PROBLEM STATEMENT.
Transcribe all the entries word for word, skipping the pictures.

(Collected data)
★ ★ ★ ★ ★ ★ ★
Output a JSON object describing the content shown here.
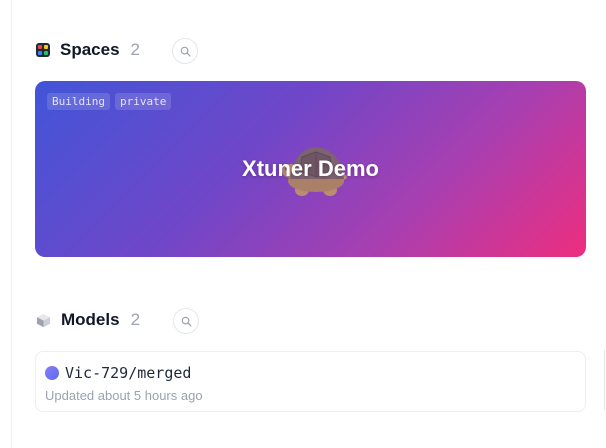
{
  "spaces": {
    "title": "Spaces",
    "count": "2",
    "icon": "spaces-grid-icon",
    "items": [
      {
        "title": "Xtuner Demo",
        "tags": [
          "Building",
          "private"
        ],
        "emoji": "turtle",
        "gradient_colors": [
          "#4155d8",
          "#7146c8",
          "#ee2d7f"
        ]
      }
    ]
  },
  "models": {
    "title": "Models",
    "count": "2",
    "icon": "cube-icon",
    "items": [
      {
        "name": "Vic-729/merged",
        "updated": "Updated about 5 hours ago"
      }
    ]
  },
  "colors": {
    "accent": "#4155d8",
    "text_primary": "#111827",
    "text_muted": "#9ca3af"
  }
}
★ ★ ★ ★ ★ ★ ★
ANSWER FOR THIS EXERCISE.
Output a JSON object describing the content shown here.
{
  "spaces": {
    "title": "Spaces",
    "count": "2",
    "icon": "spaces-grid-icon",
    "items": [
      {
        "title": "Xtuner Demo",
        "tags": [
          "Building",
          "private"
        ],
        "emoji": "turtle",
        "gradient_colors": [
          "#4155d8",
          "#7146c8",
          "#ee2d7f"
        ]
      }
    ]
  },
  "models": {
    "title": "Models",
    "count": "2",
    "icon": "cube-icon",
    "items": [
      {
        "name": "Vic-729/merged",
        "updated": "Updated about 5 hours ago"
      }
    ]
  },
  "colors": {
    "accent": "#4155d8",
    "text_primary": "#111827",
    "text_muted": "#9ca3af"
  }
}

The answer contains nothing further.